"""
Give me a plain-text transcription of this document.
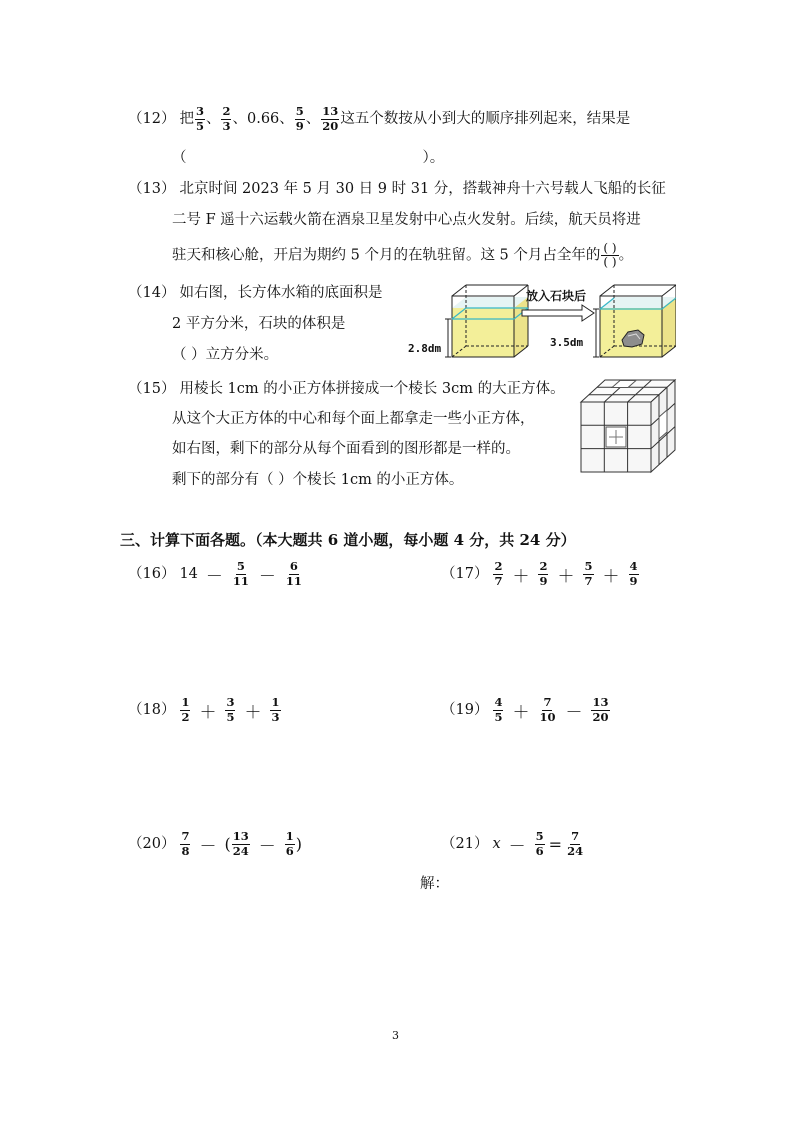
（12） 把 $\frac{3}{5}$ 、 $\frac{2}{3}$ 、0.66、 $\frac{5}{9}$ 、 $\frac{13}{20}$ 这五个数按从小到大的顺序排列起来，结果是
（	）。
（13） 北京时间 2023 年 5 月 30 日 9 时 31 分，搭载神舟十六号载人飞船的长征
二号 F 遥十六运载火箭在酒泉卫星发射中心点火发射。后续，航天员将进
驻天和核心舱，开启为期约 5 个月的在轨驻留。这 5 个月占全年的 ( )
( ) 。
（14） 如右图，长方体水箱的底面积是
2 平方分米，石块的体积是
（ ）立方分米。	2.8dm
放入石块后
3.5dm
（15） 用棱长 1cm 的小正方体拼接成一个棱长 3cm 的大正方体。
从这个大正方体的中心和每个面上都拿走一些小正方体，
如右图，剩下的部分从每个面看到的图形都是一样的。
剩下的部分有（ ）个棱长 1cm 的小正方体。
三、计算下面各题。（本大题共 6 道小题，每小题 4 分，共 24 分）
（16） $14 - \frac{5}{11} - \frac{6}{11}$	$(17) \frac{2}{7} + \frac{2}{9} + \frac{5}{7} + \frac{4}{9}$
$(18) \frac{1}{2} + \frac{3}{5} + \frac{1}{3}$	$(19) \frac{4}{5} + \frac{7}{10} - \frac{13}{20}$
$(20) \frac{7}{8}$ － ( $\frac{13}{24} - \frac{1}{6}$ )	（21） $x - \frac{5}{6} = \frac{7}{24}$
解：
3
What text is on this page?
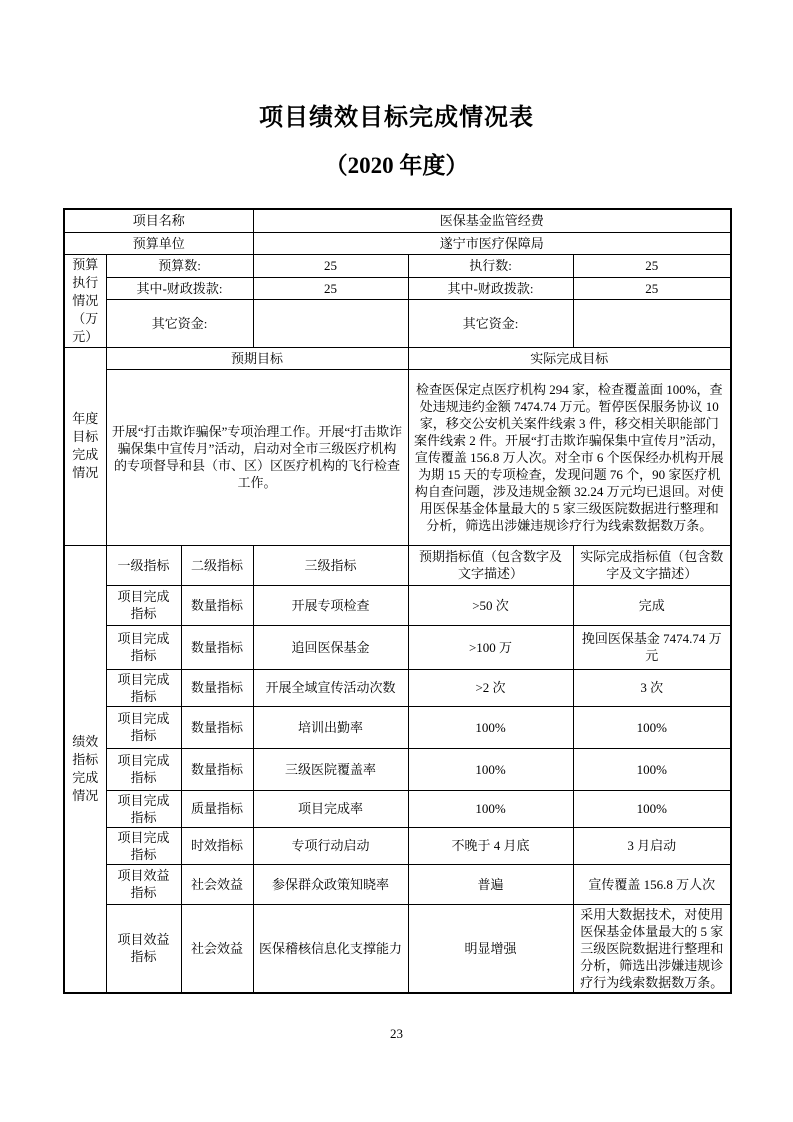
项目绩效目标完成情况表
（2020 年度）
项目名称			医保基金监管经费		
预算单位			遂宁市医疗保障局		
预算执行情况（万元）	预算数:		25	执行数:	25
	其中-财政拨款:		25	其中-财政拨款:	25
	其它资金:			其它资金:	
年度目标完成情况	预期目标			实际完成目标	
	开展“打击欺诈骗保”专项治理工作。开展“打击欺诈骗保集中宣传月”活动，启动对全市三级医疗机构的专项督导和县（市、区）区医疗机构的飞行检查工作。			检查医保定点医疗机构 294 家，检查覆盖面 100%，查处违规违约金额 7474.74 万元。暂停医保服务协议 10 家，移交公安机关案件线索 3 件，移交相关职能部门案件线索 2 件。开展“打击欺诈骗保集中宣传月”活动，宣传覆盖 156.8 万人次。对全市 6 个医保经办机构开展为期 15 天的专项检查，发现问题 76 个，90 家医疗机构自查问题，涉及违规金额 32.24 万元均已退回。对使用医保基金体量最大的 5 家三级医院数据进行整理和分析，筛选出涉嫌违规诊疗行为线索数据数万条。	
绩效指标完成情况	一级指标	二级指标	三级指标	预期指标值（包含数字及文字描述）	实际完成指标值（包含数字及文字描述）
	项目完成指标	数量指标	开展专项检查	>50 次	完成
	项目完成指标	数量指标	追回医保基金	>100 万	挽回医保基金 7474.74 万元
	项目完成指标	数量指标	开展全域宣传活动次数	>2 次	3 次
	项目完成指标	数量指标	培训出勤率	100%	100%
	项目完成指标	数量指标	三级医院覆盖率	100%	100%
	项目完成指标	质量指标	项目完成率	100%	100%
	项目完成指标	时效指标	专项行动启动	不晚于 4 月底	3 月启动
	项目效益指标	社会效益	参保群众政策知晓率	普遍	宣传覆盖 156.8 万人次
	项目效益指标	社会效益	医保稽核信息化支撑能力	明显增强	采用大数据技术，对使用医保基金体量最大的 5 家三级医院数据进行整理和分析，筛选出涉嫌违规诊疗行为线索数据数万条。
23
"""
"""
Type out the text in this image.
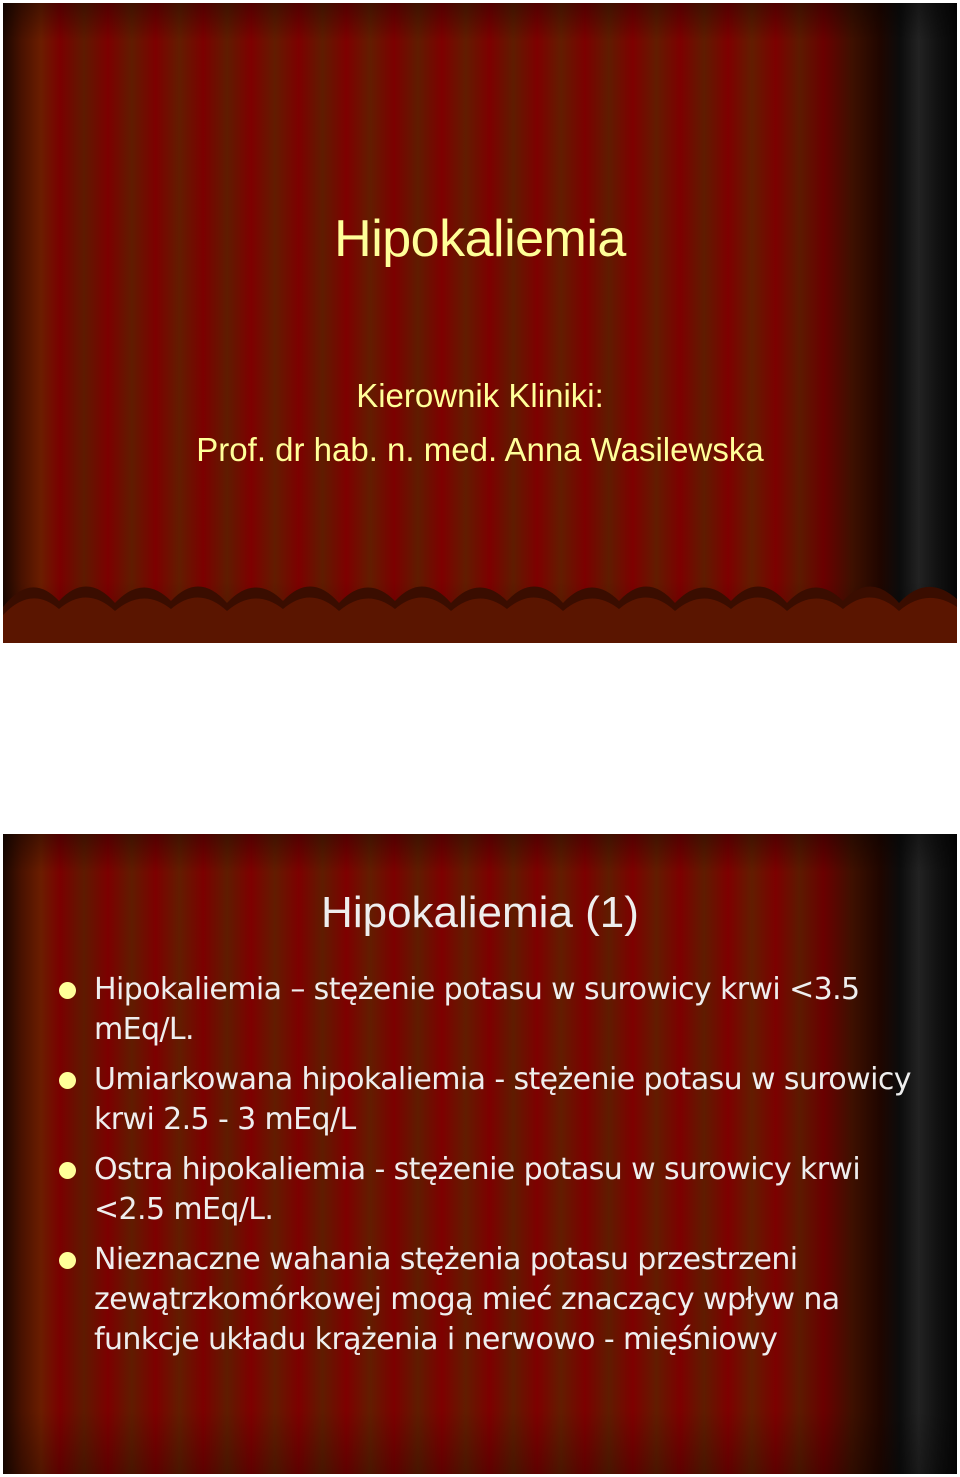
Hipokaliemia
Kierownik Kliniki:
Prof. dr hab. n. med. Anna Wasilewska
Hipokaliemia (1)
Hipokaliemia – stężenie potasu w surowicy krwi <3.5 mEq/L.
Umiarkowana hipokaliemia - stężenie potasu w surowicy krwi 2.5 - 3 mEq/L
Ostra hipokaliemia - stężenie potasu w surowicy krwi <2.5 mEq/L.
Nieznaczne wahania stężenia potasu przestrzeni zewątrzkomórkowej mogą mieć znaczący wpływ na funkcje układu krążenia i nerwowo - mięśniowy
"""
* **Given problem**: Every line containing the string "宣传覆盖" must be listed.

* **Result of the exercise**:
	开展“打击欺诈骗保”专项治理工作。开展“打击欺诈骗保集中宣传月”活动，启动对全市三级医疗机构的专项督导和县（市、区）区医疗机构的飞行检查工作。			检查医保定点医疗机构 294 家，检查覆盖面 100%，查处违规违约金额 7474.74 万元。暂停医保服务协议 10 家，移交公安机关案件线索 3 件，移交相关职能部门案件线索 2 件。开展“打击欺诈骗保集中宣传月”活动，宣传覆盖 156.8 万人次。对全市 6 个医保经办机构开展为期 15 天的专项检查，发现问题 76 个，90 家医疗机构自查问题，涉及违规金额 32.24 万元均已退回。对使用医保基金体量最大的 5 家三级医院数据进行整理和分析，筛选出涉嫌违规诊疗行为线索数据数万条。	
	项目效益指标	社会效益	参保群众政策知晓率	普遍	宣传覆盖 156.8 万人次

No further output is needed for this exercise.